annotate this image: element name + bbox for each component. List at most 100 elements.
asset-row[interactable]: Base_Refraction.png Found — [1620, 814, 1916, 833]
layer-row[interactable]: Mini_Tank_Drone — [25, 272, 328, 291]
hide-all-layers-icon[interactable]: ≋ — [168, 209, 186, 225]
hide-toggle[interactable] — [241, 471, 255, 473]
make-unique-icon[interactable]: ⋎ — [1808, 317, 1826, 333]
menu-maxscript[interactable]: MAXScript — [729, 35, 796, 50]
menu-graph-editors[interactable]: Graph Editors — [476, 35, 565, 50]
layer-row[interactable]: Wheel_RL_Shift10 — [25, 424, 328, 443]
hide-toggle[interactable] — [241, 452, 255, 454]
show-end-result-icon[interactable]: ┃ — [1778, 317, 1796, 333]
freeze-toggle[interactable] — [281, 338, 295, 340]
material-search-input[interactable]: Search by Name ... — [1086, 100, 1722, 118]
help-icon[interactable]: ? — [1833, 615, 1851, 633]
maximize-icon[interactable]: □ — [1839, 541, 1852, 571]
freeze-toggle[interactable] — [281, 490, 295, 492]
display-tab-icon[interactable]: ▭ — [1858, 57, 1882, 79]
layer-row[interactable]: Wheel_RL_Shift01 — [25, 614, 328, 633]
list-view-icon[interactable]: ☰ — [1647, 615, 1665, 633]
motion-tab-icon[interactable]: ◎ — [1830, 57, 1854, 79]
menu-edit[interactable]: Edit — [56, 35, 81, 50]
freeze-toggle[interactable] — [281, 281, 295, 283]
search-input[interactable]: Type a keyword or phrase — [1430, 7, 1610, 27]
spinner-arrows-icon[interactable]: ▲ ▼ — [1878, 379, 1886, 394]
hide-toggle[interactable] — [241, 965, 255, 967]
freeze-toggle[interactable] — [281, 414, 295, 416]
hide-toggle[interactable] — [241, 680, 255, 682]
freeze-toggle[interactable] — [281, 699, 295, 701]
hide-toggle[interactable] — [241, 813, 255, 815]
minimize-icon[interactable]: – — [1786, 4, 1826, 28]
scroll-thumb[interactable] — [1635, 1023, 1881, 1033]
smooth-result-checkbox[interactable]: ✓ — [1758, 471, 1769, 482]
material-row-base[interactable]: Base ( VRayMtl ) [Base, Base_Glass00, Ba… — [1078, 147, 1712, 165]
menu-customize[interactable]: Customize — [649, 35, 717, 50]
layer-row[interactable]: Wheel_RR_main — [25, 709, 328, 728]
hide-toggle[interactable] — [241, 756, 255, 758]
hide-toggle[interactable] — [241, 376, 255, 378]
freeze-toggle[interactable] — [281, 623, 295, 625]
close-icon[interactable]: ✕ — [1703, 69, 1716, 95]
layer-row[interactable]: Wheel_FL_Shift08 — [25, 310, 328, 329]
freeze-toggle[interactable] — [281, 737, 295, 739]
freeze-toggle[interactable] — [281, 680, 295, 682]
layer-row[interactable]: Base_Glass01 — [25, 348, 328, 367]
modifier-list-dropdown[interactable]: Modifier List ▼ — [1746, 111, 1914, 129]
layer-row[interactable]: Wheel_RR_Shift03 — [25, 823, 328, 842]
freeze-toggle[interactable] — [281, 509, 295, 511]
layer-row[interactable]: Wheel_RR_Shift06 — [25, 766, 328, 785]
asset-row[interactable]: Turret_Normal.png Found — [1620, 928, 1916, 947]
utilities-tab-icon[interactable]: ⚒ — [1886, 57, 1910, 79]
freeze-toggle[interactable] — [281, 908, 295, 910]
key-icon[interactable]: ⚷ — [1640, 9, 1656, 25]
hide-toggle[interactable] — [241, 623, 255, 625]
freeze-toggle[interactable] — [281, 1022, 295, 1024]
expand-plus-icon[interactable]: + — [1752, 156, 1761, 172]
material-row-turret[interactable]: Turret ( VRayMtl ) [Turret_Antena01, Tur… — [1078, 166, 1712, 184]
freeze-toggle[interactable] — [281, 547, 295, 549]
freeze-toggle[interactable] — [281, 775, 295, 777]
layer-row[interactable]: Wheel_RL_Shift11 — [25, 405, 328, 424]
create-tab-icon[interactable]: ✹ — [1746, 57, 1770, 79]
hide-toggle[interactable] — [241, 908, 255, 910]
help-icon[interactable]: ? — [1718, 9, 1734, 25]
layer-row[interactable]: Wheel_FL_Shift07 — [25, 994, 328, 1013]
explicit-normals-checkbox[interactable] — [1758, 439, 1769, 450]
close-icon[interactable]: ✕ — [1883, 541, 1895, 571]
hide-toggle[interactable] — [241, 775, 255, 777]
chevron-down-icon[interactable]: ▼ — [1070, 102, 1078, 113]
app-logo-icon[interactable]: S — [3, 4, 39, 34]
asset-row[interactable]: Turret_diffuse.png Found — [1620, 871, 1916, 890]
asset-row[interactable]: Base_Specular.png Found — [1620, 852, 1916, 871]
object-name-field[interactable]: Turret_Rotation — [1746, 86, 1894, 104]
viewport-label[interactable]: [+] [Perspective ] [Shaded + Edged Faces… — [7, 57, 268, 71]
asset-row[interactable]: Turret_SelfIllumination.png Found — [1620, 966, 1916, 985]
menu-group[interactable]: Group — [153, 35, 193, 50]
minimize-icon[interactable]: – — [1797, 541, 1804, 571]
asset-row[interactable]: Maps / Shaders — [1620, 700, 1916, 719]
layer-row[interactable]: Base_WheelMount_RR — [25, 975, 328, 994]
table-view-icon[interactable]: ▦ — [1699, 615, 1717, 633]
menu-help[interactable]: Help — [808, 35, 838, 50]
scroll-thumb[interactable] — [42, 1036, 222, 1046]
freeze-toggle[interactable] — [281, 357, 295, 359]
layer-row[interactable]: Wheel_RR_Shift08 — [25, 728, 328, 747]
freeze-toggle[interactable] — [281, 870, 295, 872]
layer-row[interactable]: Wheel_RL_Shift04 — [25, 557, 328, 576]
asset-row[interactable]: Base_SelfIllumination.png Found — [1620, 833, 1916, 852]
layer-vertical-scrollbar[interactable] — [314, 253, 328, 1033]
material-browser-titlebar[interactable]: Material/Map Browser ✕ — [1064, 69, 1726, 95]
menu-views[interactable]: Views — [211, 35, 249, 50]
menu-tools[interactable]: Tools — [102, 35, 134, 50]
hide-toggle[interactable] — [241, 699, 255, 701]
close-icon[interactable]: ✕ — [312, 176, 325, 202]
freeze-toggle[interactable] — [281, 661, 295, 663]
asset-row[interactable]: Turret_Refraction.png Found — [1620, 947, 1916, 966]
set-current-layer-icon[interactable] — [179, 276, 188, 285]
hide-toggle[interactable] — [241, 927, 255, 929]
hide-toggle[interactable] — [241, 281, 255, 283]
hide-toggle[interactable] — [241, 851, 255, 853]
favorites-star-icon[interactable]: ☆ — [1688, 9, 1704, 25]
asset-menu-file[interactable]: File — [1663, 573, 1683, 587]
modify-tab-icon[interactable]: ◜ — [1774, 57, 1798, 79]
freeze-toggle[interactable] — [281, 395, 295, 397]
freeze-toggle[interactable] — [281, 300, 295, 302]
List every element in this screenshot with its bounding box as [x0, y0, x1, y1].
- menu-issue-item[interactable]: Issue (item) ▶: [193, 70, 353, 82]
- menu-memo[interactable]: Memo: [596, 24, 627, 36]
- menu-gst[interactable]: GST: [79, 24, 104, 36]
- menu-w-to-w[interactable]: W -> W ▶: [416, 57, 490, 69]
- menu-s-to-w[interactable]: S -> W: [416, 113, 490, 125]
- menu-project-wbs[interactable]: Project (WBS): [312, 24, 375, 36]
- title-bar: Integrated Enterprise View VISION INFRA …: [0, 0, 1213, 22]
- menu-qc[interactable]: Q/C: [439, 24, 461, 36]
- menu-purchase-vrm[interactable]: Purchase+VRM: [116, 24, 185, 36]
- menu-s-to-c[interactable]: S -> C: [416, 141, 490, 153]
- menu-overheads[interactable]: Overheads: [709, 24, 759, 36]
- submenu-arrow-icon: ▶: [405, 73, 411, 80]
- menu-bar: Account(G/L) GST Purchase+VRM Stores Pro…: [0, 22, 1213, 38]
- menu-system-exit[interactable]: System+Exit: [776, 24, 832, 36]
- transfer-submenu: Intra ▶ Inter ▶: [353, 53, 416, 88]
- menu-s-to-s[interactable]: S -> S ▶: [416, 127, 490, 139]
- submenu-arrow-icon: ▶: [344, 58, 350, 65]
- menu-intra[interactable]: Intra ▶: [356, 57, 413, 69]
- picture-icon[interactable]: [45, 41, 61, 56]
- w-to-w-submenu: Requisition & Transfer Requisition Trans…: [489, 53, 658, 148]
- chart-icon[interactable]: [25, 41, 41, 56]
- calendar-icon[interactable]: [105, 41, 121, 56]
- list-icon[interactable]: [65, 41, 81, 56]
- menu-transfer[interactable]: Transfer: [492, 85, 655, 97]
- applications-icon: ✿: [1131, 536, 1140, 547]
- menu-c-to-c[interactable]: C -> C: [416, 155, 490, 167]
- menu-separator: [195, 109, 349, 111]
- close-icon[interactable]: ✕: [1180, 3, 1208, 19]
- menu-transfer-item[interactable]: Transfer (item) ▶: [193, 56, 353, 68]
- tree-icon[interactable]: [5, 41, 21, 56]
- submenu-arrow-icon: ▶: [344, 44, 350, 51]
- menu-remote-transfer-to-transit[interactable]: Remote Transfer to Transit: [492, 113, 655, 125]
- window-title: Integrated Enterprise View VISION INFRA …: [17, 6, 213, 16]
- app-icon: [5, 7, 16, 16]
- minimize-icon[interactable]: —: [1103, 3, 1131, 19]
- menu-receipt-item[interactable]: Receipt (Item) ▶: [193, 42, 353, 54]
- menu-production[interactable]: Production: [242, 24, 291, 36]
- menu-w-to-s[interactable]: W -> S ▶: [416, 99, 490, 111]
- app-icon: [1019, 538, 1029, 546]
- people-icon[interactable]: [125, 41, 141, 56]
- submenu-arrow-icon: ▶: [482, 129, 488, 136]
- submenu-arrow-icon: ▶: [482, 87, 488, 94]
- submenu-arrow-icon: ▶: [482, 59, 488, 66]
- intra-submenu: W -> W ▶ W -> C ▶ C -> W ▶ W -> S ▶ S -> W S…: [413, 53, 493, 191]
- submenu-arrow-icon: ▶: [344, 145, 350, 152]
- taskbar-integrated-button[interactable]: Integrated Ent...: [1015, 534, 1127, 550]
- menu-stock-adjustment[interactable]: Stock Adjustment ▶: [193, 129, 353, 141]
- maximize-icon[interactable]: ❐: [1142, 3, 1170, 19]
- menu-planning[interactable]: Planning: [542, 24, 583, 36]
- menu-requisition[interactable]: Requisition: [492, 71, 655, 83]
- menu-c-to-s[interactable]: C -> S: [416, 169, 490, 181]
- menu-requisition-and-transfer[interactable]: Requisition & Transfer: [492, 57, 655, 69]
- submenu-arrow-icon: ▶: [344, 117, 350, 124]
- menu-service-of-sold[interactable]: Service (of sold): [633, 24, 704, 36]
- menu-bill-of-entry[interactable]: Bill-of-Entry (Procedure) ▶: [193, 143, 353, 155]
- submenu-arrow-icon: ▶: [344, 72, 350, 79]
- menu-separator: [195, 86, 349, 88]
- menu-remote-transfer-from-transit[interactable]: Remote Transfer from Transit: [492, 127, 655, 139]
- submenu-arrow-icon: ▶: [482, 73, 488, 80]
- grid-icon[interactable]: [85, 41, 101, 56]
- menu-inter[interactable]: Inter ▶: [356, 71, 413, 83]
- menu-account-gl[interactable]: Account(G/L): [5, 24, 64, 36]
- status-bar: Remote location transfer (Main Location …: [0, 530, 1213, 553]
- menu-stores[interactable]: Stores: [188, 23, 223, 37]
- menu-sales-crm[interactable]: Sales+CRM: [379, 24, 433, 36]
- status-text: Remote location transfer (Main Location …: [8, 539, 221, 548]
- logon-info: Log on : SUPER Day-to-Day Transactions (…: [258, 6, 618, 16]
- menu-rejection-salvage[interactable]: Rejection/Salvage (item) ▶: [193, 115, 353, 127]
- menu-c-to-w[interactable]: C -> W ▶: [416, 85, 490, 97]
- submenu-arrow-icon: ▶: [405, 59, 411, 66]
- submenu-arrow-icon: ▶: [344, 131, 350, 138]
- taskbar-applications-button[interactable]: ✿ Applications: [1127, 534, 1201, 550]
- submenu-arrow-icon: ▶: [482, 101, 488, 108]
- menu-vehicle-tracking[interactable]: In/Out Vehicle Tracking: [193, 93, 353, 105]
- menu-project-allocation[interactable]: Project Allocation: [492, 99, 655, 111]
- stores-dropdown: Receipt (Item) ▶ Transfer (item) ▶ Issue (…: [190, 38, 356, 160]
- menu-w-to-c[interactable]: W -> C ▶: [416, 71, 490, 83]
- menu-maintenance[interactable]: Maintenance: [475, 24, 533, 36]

## Objective
Transcribe the material word for word, beginning with its very first line and stopping after the line that contains "menu-graph-editors[interactable]: Graph Editors", including both of those lines.

## Solution to this task
annotate this image: element name + bbox for each component. List at most 100 elements.
asset-row[interactable]: Base_Refraction.png Found — [1620, 814, 1916, 833]
layer-row[interactable]: Mini_Tank_Drone — [25, 272, 328, 291]
hide-all-layers-icon[interactable]: ≋ — [168, 209, 186, 225]
hide-toggle[interactable] — [241, 471, 255, 473]
make-unique-icon[interactable]: ⋎ — [1808, 317, 1826, 333]
menu-maxscript[interactable]: MAXScript — [729, 35, 796, 50]
menu-graph-editors[interactable]: Graph Editors — [476, 35, 565, 50]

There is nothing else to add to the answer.